▶ **What needs to be done**
Could you transcribe every record below exactly as written, leaving out any pictures?

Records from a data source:
----------------------------------------

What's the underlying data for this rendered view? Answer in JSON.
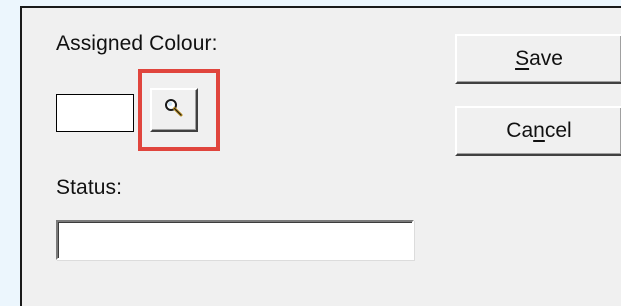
{
  "form": {
    "assigned_colour_label": "Assigned Colour:",
    "assigned_colour_value": "",
    "status_label": "Status:",
    "status_value": "",
    "lookup_icon": "magnifier-icon"
  },
  "buttons": {
    "save": {
      "mnemonic": "S",
      "rest": "ave"
    },
    "cancel": {
      "prefix": "Ca",
      "mnemonic": "n",
      "rest": "cel"
    }
  },
  "colors": {
    "highlight": "#e0453d",
    "page_background": "#ecf6fd",
    "dialog_background": "#f0f0f0"
  }
}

----------------------------------------

▶ **Completed exercise**
What's the underlying data for this rendered view? Answer in JSON.
{
  "form": {
    "assigned_colour_label": "Assigned Colour:",
    "assigned_colour_value": "",
    "status_label": "Status:",
    "status_value": "",
    "lookup_icon": "magnifier-icon"
  },
  "buttons": {
    "save": {
      "mnemonic": "S",
      "rest": "ave"
    },
    "cancel": {
      "prefix": "Ca",
      "mnemonic": "n",
      "rest": "cel"
    }
  },
  "colors": {
    "highlight": "#e0453d",
    "page_background": "#ecf6fd",
    "dialog_background": "#f0f0f0"
  }
}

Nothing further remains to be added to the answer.